◆ INSTRUCTIONS TO FOLLOW:
Restate the records that follow word for word; no pictures should appear.

◆ DATASET RECORDS:
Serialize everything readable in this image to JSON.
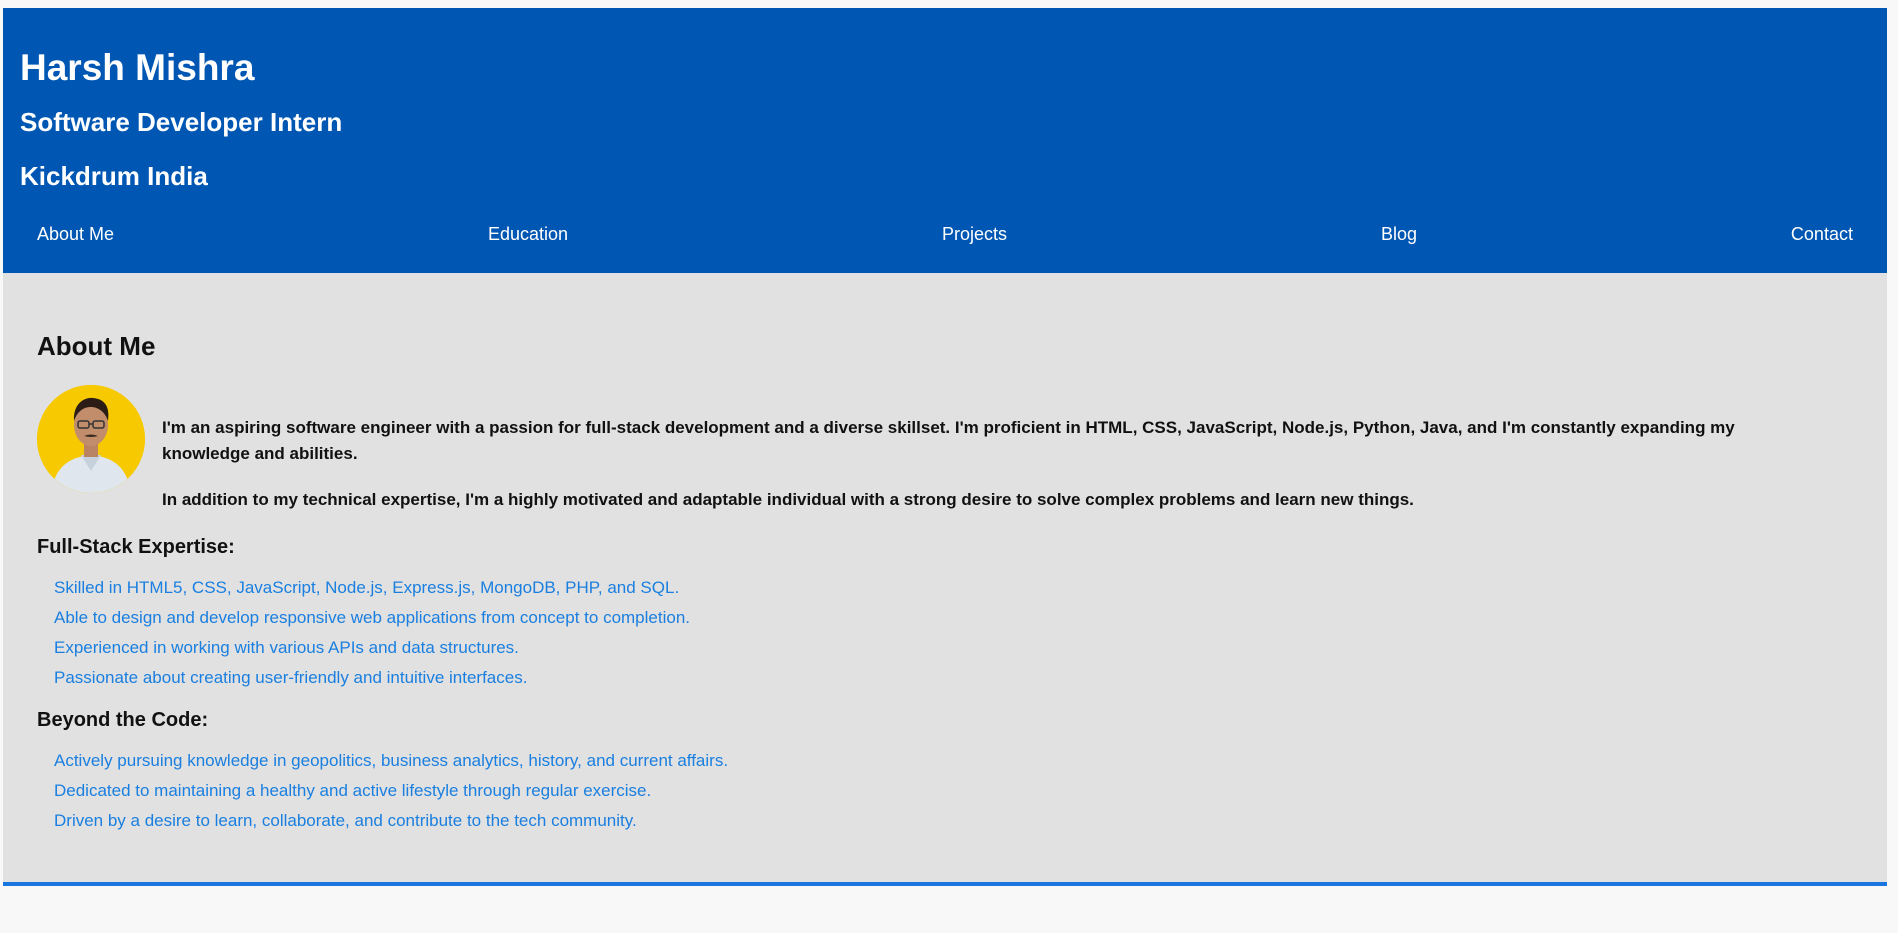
{
  "header": {
    "name": "Harsh Mishra",
    "role": "Software Developer Intern",
    "company": "Kickdrum India"
  },
  "nav": {
    "items": [
      "About Me",
      "Education",
      "Projects",
      "Blog",
      "Contact"
    ]
  },
  "about": {
    "heading": "About Me",
    "intro_1": "I'm an aspiring software engineer with a passion for full-stack development and a diverse skillset. I'm proficient in HTML, CSS, JavaScript, Node.js, Python, Java, and I'm constantly expanding my knowledge and abilities.",
    "intro_2": "In addition to my technical expertise, I'm a highly motivated and adaptable individual with a strong desire to solve complex problems and learn new things.",
    "fullstack_heading": "Full-Stack Expertise:",
    "fullstack_items": [
      "Skilled in HTML5, CSS, JavaScript, Node.js, Express.js, MongoDB, PHP, and SQL.",
      "Able to design and develop responsive web applications from concept to completion.",
      "Experienced in working with various APIs and data structures.",
      "Passionate about creating user-friendly and intuitive interfaces."
    ],
    "beyond_heading": "Beyond the Code:",
    "beyond_items": [
      "Actively pursuing knowledge in geopolitics, business analytics, history, and current affairs.",
      "Dedicated to maintaining a healthy and active lifestyle through regular exercise.",
      "Driven by a desire to learn, collaborate, and contribute to the tech community."
    ]
  },
  "colors": {
    "header_bg": "#0056b3",
    "content_bg": "#e1e1e1",
    "link_blue": "#1a7fe0",
    "avatar_bg": "#f6c900"
  }
}
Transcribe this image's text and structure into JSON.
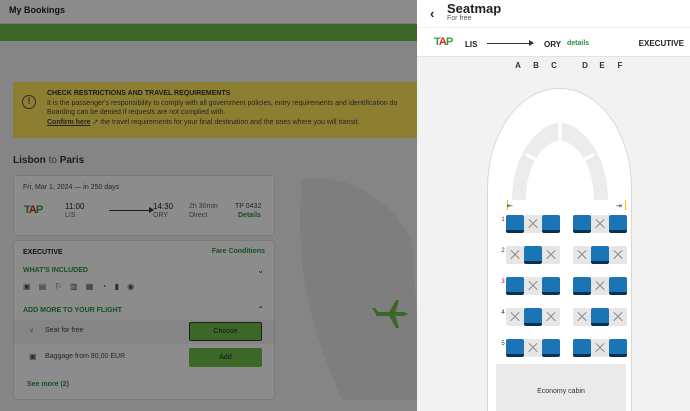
{
  "background": {
    "topbar_title": "My Bookings",
    "alert": {
      "icon": "info-icon",
      "title": "CHECK RESTRICTIONS AND TRAVEL REQUIREMENTS",
      "line1": "It is the passenger's responsibility to comply with all government policies, entry requirements and identification do",
      "line2": "Boarding can be denied if requests are not complied with.",
      "link": "Confirm here",
      "line3": "the travel requirements for your final destination and the ones where you will transit."
    },
    "route": {
      "from": "Lisbon",
      "to_word": "to",
      "to": "Paris"
    },
    "flight": {
      "date": "Fri, Mar 1, 2024 — in 250 days",
      "dep_time": "11:00",
      "dep_code": "LIS",
      "arr_time": "14:30",
      "arr_code": "ORY",
      "duration": "2h 30min",
      "stops": "Direct",
      "number": "TP 0432",
      "details": "Details"
    },
    "fare": {
      "name": "EXECUTIVE",
      "conditions": "Fare Conditions",
      "included_heading": "WHAT'S INCLUDED",
      "included_icons": "▣ ▤ ⚐ ▥ ▦ ◔ ▮ ◉",
      "addons_heading": "ADD MORE TO YOUR FLIGHT",
      "addons": [
        {
          "label": "Seat for free",
          "button": "Choose"
        },
        {
          "label": "Baggage from 80,00 EUR",
          "button": "Add"
        }
      ],
      "see_more": "See more (2)"
    }
  },
  "panel": {
    "title": "Seatmap",
    "subtitle": "For free",
    "airline_logo": "TAP",
    "from": "LIS",
    "to": "ORY",
    "details_link": "details",
    "cabin_class": "EXECUTIVE",
    "columns": [
      "A",
      "B",
      "C",
      "D",
      "E",
      "F"
    ],
    "exit_left": "⇤",
    "exit_right": "⇥",
    "rows": [
      {
        "num": "1",
        "red": true,
        "seats": [
          "free",
          "taken",
          "free",
          "free",
          "taken",
          "free"
        ]
      },
      {
        "num": "2",
        "red": false,
        "seats": [
          "taken",
          "free",
          "taken",
          "taken",
          "free",
          "taken"
        ]
      },
      {
        "num": "3",
        "red": true,
        "seats": [
          "free",
          "taken",
          "free",
          "free",
          "taken",
          "free"
        ]
      },
      {
        "num": "4",
        "red": false,
        "seats": [
          "taken",
          "free",
          "taken",
          "taken",
          "free",
          "taken"
        ]
      },
      {
        "num": "5",
        "red": false,
        "seats": [
          "free",
          "taken",
          "free",
          "free",
          "taken",
          "free"
        ]
      }
    ],
    "economy_label": "Economy cabin"
  },
  "colors": {
    "brand_green": "#6cbe45",
    "link_green": "#2e8f3f",
    "seat_free": "#1b74b5",
    "seat_taken": "#e6e6e6",
    "alert_yellow": "#ffe85c"
  }
}
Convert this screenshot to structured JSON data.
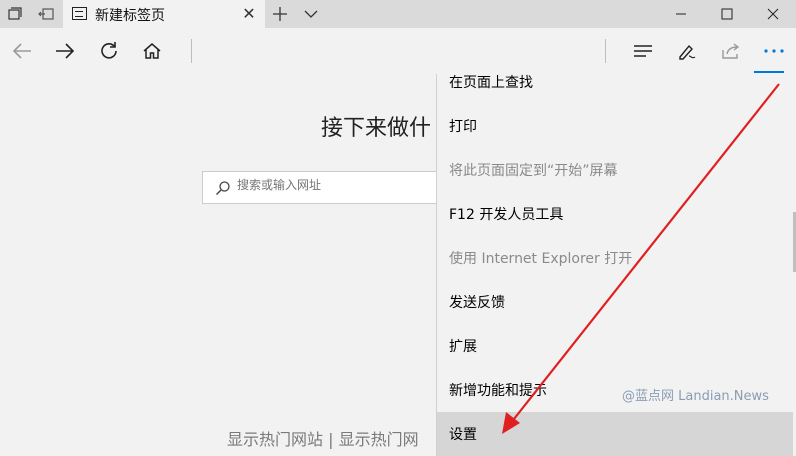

◆ FINISHED EXERCISE:
Serialize everything readable in this image to JSON.
{
  "header": {
    "name": "Harsh Mishra",
    "role": "Software Developer Intern",
    "company": "Kickdrum India"
  },
  "nav": {
    "items": [
      "About Me",
      "Education",
      "Projects",
      "Blog",
      "Contact"
    ]
  },
  "about": {
    "heading": "About Me",
    "intro_1": "I'm an aspiring software engineer with a passion for full-stack development and a diverse skillset. I'm proficient in HTML, CSS, JavaScript, Node.js, Python, Java, and I'm constantly expanding my knowledge and abilities.",
    "intro_2": "In addition to my technical expertise, I'm a highly motivated and adaptable individual with a strong desire to solve complex problems and learn new things.",
    "fullstack_heading": "Full-Stack Expertise:",
    "fullstack_items": [
      "Skilled in HTML5, CSS, JavaScript, Node.js, Express.js, MongoDB, PHP, and SQL.",
      "Able to design and develop responsive web applications from concept to completion.",
      "Experienced in working with various APIs and data structures.",
      "Passionate about creating user-friendly and intuitive interfaces."
    ],
    "beyond_heading": "Beyond the Code:",
    "beyond_items": [
      "Actively pursuing knowledge in geopolitics, business analytics, history, and current affairs.",
      "Dedicated to maintaining a healthy and active lifestyle through regular exercise.",
      "Driven by a desire to learn, collaborate, and contribute to the tech community."
    ]
  },
  "colors": {
    "header_bg": "#0056b3",
    "content_bg": "#e1e1e1",
    "link_blue": "#1a7fe0",
    "avatar_bg": "#f6c900"
  }
}
Transcribe this image's text and structure into JSON.
{
  "background": {
    "topbar_title": "My Bookings",
    "alert": {
      "icon": "info-icon",
      "title": "CHECK RESTRICTIONS AND TRAVEL REQUIREMENTS",
      "line1": "It is the passenger's responsibility to comply with all government policies, entry requirements and identification do",
      "line2": "Boarding can be denied if requests are not complied with.",
      "link": "Confirm here",
      "line3": "the travel requirements for your final destination and the ones where you will transit."
    },
    "route": {
      "from": "Lisbon",
      "to_word": "to",
      "to": "Paris"
    },
    "flight": {
      "date": "Fri, Mar 1, 2024 — in 250 days",
      "dep_time": "11:00",
      "dep_code": "LIS",
      "arr_time": "14:30",
      "arr_code": "ORY",
      "duration": "2h 30min",
      "stops": "Direct",
      "number": "TP 0432",
      "details": "Details"
    },
    "fare": {
      "name": "EXECUTIVE",
      "conditions": "Fare Conditions",
      "included_heading": "WHAT'S INCLUDED",
      "included_icons": "▣ ▤ ⚐ ▥ ▦ ◔ ▮ ◉",
      "addons_heading": "ADD MORE TO YOUR FLIGHT",
      "addons": [
        {
          "label": "Seat for free",
          "button": "Choose"
        },
        {
          "label": "Baggage from 80,00 EUR",
          "button": "Add"
        }
      ],
      "see_more": "See more (2)"
    }
  },
  "panel": {
    "title": "Seatmap",
    "subtitle": "For free",
    "airline_logo": "TAP",
    "from": "LIS",
    "to": "ORY",
    "details_link": "details",
    "cabin_class": "EXECUTIVE",
    "columns": [
      "A",
      "B",
      "C",
      "D",
      "E",
      "F"
    ],
    "exit_left": "⇤",
    "exit_right": "⇥",
    "rows": [
      {
        "num": "1",
        "red": true,
        "seats": [
          "free",
          "taken",
          "free",
          "free",
          "taken",
          "free"
        ]
      },
      {
        "num": "2",
        "red": false,
        "seats": [
          "taken",
          "free",
          "taken",
          "taken",
          "free",
          "taken"
        ]
      },
      {
        "num": "3",
        "red": true,
        "seats": [
          "free",
          "taken",
          "free",
          "free",
          "taken",
          "free"
        ]
      },
      {
        "num": "4",
        "red": false,
        "seats": [
          "taken",
          "free",
          "taken",
          "taken",
          "free",
          "taken"
        ]
      },
      {
        "num": "5",
        "red": false,
        "seats": [
          "free",
          "taken",
          "free",
          "free",
          "taken",
          "free"
        ]
      }
    ],
    "economy_label": "Economy cabin"
  },
  "colors": {
    "brand_green": "#6cbe45",
    "link_green": "#2e8f3f",
    "seat_free": "#1b74b5",
    "seat_taken": "#e6e6e6",
    "alert_yellow": "#ffe85c"
  }
}
Convert this screenshot to structured JSON data.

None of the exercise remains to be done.